** SUPPLIED TEXT follows **
Bodies of Rajouri labourers exhumed, handed over to families

Bodies of Rajouri labourers exhumed, handed over to families

Gravediggers, local policemen identify graves in Baramulla graveyard, bodies taken in ambulance to Rajouri

Baramulla: The bodies of three labourers from Rajouri district of Jammu region, wrongly killed by the army in an operation in Amshipora village in Shopian district on July 18 this year, were exhumed and handed over to their families on Saturday morning, officials and eyewitness said.
They said teams of police headed by senior officers along with some family members of the trio reached the Gantamulla Colony Baramulla graveyard where they were buried. The bodies were exhumed and handed over to the family members/ relatives. The bodies were later shifted to their district Rajouri in an ambulance along with family members.
Before exhuming the bodies, the gravediggers who had buried the bodies on that day were also called as well as the local policemen from police station Sheeri who maintain record of all militants buried in the graveyard. They and the gravediggers identified the graves and then exhumed the bodies. An eyewitness said that the bodies were found in good condition.
Official sources said that on Friday, all the legal formalities, including permissions from the both the district magistrates of Rajouri and Baramulla, were completed and the bodies were exhumed in presence of a magistrate.
The bodies will now be buried at the native village of the slain men in the presence of a magistrate.
On July 18, the army claimed to have killed three unidentified militants in Amshipora village in Shopian district in a brief encounter and also claimed that it recovered large quantity of arms and ammunition from the possession of the slain militants. The bodies of the three men were later taken to Baramulla where police authorities buried them in the Gantamulla colony graveyard which is by the river bank along the Srinagar-Muzafarabad highway close to the police station.
The funeral prayers of the trio were performed by some locals and policemen like for the other militants, mostly foreign ones, who are routinely buried in this graveyard.
About three weeks after the encounter, three families from Rajouri district came forward to claim that they had identified from photographs the slain as their kin – Abrar Ahmed, 25, Imtiyaz Ahmed, 20, and Mohammed Ibrar, 16. The families said the three youths were labourers who had gone to work in Shopian where they had rented a room in the village. The families said they had not heard from them since July 17.
On September 18, the army in a statement had admitted that the Shopian operation had exceeded powers under AFSAP and also contravened the dos and don’ts of the chief of army staff approved by the Supreme Court.
“The inquiry has brought out certain prima facie evidence indicating that during the operation, powers vested under the AFSPA 1990 were exceeded and the Do’s and Don’ts of chief of army staff as approved by the Supreme Court have been contravened. Consequently, the competent disciplinary authority has directed to initiate disciplinary proceedings under the army act against those found prima-facie answerable,” the army statement on September 18 said.
The police later took samples of the family members of the three labourers and matched them with the DNA of the slain men. The police later accepted that the trio were not militants but labourers as claimed by their families.
On September 30, Inspector General of Police (IGP) Kashmir Vijay Kumar said that as the DNA samples had matched with those of the families, the bodies will be exhumed and handed over to the kin.
The police also arrested two civilians in Shopian who had informed the army unit on that day about the presence of a group of militants in a rented room, for money.
It remains to be seen what punishment the army metes out to its troops who killed three innocent labourers and claimed that they recovered arms and ammunition from their possession.
** End of SUPPLIED TEXT **
According to the article on the Rajouri labourers, in which graveyard were the three men originally buried? The records play no part in the task.
** DATA EXTRACTS follows **
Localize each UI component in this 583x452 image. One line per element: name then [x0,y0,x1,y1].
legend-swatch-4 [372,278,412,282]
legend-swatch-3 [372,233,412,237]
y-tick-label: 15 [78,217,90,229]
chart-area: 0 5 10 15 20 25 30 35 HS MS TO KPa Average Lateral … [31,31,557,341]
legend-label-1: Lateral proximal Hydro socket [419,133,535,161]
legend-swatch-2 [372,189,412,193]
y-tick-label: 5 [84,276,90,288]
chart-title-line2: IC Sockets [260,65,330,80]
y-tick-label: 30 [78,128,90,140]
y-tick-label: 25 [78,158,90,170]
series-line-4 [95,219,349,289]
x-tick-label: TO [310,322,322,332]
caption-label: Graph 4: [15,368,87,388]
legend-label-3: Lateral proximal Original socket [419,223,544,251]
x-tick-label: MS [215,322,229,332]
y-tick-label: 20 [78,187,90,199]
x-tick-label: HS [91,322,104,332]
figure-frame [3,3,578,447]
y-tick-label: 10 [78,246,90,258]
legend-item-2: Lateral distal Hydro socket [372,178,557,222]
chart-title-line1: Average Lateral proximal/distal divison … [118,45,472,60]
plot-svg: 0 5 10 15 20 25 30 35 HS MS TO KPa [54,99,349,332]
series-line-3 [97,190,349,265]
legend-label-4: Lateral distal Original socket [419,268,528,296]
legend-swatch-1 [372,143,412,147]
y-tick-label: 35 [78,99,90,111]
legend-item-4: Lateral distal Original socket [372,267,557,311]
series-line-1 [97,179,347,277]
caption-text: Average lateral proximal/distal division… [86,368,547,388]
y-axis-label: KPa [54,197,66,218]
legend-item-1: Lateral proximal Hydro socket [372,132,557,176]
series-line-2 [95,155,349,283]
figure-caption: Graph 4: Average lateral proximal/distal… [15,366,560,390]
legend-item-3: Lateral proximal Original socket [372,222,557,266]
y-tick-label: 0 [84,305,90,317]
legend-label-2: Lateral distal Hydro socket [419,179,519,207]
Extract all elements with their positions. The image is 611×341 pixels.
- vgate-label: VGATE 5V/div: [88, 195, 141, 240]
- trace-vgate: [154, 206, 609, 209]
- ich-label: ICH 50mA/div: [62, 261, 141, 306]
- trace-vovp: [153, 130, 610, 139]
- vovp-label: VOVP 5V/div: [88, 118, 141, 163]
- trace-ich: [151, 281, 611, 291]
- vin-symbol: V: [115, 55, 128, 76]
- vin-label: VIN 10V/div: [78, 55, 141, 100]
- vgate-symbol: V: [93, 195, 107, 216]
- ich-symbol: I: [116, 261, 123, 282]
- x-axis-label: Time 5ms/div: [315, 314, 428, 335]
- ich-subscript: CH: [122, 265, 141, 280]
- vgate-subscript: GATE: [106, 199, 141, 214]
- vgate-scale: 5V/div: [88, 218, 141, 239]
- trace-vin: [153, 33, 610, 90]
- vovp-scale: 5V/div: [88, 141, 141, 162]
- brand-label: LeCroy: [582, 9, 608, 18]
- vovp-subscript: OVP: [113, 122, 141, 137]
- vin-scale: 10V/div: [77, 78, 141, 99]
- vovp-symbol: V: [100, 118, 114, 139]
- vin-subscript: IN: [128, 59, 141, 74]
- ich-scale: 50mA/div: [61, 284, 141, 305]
** End of DATA EXTRACTS **
• [RESULT BELOW]: The Gantamulla Colony graveyard in Baramulla.